--- start of Listed entries ---

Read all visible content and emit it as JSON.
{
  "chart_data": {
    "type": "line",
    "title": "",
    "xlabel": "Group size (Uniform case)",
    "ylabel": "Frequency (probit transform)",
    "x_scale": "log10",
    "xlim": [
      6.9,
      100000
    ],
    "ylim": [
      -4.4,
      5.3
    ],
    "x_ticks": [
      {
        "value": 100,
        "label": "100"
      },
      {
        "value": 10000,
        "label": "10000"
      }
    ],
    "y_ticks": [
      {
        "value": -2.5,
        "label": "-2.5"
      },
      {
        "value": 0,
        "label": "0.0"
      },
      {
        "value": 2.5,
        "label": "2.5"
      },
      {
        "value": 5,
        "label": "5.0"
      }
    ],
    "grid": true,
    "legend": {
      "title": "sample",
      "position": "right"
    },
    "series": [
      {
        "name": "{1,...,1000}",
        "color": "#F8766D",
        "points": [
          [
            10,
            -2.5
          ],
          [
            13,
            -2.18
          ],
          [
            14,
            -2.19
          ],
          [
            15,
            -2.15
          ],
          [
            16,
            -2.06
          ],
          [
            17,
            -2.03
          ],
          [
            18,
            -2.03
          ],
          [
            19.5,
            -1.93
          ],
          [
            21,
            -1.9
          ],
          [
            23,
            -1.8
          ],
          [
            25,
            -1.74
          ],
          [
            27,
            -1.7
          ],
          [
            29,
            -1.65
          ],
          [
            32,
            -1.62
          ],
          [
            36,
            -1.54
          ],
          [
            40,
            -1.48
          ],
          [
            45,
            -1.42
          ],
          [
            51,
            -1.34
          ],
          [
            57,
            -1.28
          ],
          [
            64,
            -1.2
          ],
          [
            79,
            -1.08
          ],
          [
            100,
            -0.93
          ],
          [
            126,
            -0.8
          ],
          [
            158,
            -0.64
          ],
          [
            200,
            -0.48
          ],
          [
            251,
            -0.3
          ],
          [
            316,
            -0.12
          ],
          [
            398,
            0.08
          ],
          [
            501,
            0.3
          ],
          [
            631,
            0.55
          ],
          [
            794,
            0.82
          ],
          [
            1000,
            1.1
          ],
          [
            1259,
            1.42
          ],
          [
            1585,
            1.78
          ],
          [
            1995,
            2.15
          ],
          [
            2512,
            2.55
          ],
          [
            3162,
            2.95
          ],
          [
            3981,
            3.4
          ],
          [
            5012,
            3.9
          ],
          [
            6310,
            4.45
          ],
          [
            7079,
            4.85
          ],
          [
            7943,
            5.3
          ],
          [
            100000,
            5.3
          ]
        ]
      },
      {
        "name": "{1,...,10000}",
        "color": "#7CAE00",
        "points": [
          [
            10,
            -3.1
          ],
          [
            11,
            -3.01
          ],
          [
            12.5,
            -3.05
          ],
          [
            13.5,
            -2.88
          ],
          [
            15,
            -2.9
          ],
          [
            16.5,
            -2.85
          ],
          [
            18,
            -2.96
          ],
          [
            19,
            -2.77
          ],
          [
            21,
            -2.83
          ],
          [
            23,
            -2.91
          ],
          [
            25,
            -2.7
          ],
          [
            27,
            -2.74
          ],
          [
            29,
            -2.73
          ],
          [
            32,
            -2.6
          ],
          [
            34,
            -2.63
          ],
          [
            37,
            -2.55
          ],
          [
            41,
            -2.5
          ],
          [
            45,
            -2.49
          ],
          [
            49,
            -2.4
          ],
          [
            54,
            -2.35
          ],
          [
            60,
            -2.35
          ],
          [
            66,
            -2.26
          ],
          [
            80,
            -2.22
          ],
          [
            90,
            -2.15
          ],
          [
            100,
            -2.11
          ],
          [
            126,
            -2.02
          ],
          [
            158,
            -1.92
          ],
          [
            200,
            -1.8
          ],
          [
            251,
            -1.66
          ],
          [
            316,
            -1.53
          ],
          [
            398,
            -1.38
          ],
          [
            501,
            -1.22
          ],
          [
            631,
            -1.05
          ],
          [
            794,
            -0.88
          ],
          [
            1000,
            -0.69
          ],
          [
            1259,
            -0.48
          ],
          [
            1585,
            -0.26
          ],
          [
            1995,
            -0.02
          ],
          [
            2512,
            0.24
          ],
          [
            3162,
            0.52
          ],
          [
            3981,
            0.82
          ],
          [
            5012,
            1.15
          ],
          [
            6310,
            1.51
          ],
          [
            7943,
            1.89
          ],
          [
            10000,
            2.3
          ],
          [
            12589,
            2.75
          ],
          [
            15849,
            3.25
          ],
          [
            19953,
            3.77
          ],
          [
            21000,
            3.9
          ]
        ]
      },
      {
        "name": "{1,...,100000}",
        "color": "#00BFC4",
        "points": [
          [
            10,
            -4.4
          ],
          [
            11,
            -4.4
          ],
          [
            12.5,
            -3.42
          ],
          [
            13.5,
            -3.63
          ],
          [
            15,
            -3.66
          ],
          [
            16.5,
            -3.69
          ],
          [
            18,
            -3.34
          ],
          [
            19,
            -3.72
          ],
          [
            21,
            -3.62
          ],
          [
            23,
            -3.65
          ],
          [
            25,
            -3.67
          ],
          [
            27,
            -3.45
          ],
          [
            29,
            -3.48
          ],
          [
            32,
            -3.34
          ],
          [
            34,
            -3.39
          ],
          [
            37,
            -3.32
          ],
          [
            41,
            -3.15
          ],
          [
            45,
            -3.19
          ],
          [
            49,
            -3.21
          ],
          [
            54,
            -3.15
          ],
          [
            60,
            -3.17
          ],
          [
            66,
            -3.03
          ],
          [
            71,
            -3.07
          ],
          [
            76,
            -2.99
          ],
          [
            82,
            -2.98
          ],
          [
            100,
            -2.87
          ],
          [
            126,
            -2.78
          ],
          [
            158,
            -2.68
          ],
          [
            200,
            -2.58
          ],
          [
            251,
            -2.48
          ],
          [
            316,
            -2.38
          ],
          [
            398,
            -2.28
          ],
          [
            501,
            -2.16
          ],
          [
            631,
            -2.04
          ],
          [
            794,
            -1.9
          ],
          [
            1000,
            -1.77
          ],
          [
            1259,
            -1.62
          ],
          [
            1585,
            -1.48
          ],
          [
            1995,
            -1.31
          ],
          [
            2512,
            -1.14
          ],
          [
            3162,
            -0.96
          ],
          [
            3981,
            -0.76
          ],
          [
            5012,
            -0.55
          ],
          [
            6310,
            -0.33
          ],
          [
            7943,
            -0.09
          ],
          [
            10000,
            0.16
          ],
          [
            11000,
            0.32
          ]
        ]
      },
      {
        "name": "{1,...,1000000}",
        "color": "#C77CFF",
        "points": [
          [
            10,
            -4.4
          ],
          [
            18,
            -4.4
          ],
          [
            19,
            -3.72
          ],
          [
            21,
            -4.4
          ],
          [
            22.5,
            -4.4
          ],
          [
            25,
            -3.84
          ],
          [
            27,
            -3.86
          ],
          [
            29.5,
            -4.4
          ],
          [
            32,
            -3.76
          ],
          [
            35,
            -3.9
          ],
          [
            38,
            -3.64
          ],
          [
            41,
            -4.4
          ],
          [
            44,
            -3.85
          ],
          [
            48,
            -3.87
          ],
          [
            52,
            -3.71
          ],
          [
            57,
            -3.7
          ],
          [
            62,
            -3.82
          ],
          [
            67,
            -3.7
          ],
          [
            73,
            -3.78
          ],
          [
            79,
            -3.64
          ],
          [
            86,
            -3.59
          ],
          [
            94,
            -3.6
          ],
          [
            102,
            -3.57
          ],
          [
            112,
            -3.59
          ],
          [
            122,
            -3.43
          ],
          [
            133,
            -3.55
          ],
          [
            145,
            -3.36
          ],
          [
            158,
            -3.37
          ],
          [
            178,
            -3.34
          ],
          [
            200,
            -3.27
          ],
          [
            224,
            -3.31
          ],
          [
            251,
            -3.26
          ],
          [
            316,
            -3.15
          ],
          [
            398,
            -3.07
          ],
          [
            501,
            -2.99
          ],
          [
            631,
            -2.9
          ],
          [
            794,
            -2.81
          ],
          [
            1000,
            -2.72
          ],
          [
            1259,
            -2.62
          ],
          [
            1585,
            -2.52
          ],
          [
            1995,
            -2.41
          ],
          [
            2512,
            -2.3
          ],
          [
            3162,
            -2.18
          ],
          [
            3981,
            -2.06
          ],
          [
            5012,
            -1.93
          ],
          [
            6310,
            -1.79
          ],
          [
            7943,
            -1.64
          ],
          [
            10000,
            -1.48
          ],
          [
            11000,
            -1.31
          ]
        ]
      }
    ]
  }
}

--- end of Listed entries ---

Your goal:
Each line above that includes "value" should be shown.

Response for this exercise:
        "value": 100,
        "value": 10000,
        "value": -2.5,
        "value": 0,
        "value": 2.5,
        "value": 5,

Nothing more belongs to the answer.